OBJECTIVE: Below is a listing; copy all of it exactly.
— start of GIVEN DATA —
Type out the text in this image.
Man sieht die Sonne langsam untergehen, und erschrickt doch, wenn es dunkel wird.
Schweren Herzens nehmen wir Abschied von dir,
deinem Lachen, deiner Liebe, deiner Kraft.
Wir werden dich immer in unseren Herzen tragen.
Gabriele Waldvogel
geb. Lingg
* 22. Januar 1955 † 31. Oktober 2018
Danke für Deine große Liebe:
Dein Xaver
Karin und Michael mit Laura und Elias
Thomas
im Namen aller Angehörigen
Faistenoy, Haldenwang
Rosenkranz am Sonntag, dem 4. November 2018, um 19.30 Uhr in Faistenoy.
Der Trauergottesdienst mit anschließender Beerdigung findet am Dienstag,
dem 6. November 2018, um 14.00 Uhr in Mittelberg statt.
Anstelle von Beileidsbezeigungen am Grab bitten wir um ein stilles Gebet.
— end of GIVEN DATA —
ANSWER TO THIS PROBLEM:
Type out the text in this image.
Man sieht die Sonne langsam untergehen, und erschrickt doch, wenn es dunkel wird.
Schweren Herzens nehmen wir Abschied von dir,
deinem Lachen, deiner Liebe, deiner Kraft.
Wir werden dich immer in unseren Herzen tragen.
Gabriele Waldvogel
geb. Lingg
* 22. Januar 1955 † 31. Oktober 2018
Danke für Deine große Liebe:
Dein Xaver
Karin und Michael mit Laura und Elias
Thomas
im Namen aller Angehörigen
Faistenoy, Haldenwang
Rosenkranz am Sonntag, dem 4. November 2018, um 19.30 Uhr in Faistenoy.
Der Trauergottesdienst mit anschließender Beerdigung findet am Dienstag,
dem 6. November 2018, um 14.00 Uhr in Mittelberg statt.
Anstelle von Beileidsbezeigungen am Grab bitten wir um ein stilles Gebet.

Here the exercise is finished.